THE EXERCISE:
From the listing below, pull each line that includes "true".

── EXERCISE DATA ──

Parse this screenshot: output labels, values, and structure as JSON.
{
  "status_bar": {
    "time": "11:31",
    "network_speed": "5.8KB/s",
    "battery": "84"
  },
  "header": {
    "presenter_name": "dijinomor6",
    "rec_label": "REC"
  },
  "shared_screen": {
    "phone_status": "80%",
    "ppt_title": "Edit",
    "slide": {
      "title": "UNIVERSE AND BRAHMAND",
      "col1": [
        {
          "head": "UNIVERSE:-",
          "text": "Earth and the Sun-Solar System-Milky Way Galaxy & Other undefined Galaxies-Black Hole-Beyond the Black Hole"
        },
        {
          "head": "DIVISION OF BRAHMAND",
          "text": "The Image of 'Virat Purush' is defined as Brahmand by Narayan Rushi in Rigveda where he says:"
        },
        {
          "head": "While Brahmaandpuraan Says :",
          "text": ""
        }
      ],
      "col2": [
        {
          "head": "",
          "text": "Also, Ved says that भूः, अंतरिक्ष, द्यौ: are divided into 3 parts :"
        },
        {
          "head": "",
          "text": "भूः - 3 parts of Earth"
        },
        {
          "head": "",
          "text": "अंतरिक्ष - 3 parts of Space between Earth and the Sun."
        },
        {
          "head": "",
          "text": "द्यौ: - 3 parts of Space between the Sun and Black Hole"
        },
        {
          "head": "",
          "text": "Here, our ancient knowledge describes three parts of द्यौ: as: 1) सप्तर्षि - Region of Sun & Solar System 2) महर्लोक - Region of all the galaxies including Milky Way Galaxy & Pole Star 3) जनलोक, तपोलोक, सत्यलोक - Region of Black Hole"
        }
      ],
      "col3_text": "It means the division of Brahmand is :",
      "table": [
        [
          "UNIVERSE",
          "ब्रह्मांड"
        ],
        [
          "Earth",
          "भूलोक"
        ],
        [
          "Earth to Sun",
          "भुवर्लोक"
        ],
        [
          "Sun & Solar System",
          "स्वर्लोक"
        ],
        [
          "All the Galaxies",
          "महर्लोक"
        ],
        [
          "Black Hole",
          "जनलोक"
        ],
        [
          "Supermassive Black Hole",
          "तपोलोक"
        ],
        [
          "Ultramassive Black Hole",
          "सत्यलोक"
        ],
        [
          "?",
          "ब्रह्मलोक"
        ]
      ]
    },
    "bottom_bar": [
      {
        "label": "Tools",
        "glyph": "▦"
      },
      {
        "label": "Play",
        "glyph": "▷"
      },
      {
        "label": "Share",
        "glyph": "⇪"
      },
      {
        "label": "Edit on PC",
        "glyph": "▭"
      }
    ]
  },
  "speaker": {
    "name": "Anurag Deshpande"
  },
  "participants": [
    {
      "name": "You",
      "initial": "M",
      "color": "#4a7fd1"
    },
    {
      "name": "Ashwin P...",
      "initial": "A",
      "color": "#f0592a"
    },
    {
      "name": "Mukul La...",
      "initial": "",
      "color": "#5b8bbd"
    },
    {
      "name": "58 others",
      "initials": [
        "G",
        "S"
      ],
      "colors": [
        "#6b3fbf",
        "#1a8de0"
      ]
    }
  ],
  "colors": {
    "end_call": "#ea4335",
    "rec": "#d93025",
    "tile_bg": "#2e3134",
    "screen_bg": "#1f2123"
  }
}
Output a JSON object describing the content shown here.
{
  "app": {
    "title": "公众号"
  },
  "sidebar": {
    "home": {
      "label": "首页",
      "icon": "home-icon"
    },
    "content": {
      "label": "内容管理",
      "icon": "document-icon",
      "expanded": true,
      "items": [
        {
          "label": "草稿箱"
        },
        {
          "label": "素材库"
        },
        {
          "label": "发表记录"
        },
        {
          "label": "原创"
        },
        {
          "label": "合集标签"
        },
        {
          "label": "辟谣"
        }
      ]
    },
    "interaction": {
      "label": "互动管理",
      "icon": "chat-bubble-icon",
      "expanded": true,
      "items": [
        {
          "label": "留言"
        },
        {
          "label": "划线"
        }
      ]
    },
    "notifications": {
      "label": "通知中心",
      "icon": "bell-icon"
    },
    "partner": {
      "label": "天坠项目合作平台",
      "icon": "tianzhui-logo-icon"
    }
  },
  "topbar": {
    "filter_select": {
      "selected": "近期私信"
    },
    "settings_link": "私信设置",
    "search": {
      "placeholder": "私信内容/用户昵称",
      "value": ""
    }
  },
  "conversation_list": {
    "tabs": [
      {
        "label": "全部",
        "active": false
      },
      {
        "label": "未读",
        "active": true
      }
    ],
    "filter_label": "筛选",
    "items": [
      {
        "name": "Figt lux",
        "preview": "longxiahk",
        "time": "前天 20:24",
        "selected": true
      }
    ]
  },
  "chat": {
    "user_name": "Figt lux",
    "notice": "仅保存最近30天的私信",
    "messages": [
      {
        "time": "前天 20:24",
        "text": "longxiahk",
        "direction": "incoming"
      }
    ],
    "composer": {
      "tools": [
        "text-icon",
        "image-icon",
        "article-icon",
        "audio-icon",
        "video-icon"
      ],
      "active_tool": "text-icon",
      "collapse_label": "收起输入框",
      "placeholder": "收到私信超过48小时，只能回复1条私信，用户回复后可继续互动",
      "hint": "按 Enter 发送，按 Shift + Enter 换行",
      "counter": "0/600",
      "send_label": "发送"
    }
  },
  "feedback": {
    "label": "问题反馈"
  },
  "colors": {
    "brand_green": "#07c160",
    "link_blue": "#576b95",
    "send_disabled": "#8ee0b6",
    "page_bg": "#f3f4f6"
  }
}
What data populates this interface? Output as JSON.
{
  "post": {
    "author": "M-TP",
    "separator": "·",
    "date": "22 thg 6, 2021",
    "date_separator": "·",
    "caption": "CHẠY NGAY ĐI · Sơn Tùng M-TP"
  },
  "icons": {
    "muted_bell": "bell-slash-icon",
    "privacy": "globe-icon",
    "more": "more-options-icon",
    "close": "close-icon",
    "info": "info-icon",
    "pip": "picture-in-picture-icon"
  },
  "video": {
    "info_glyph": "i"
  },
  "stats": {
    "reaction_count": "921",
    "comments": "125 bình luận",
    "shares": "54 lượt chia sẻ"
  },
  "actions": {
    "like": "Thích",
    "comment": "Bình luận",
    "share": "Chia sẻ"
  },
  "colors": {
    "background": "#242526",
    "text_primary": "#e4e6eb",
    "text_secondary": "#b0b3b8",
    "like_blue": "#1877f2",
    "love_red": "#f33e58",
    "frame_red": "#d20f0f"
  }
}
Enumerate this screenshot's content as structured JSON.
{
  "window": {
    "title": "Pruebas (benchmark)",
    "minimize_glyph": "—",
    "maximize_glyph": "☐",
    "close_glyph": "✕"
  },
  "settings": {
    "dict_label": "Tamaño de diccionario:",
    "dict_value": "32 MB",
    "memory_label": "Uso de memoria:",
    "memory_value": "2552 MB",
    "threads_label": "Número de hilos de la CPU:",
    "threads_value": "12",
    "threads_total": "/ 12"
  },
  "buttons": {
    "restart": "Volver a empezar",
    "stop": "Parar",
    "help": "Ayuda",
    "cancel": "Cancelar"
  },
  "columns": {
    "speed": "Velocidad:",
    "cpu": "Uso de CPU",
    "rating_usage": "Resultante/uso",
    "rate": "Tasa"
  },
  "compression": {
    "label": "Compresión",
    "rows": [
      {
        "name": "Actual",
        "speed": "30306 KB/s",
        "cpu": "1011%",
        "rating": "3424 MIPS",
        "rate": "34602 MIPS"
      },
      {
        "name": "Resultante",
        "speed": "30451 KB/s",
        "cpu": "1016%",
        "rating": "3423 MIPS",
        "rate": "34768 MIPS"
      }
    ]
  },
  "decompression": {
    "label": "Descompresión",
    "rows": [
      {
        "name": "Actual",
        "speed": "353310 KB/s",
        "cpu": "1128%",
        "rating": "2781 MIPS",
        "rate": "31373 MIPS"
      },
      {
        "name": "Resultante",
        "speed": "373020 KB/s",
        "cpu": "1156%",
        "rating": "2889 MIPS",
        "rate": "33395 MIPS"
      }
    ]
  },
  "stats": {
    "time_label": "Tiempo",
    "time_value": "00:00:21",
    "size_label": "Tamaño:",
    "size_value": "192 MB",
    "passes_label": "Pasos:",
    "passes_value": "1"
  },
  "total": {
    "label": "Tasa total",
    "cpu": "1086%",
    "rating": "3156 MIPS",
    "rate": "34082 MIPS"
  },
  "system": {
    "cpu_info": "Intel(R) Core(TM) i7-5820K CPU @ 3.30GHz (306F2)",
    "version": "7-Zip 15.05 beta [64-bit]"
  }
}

───

ANSWER TO THE TASK:
      "expanded": true,
      "expanded": true,
        "active": true
        "selected": true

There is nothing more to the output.